* Data supplied:
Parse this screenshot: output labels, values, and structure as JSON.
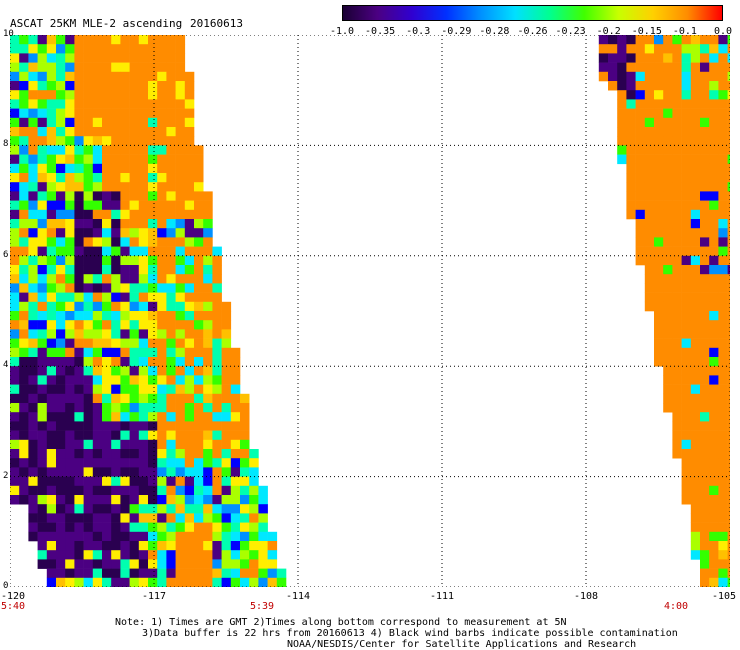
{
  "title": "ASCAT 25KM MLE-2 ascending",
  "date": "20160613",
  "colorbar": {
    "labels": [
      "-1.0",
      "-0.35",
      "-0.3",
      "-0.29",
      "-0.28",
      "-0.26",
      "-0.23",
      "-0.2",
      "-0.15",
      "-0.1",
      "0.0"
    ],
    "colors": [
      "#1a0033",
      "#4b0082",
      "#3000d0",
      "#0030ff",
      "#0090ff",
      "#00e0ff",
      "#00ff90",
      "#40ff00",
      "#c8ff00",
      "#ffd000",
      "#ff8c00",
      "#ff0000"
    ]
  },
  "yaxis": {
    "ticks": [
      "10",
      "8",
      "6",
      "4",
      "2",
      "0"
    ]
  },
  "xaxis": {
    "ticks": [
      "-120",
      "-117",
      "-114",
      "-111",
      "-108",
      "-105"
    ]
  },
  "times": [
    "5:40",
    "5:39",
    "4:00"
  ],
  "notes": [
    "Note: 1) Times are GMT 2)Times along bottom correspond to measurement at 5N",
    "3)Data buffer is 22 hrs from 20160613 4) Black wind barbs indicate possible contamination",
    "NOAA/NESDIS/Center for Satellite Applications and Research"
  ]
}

* Exercise instructions:
Tally up the lines in the preceding listing that contain the string "labels". Respond with the number and nothing else.

* Response to the task:
2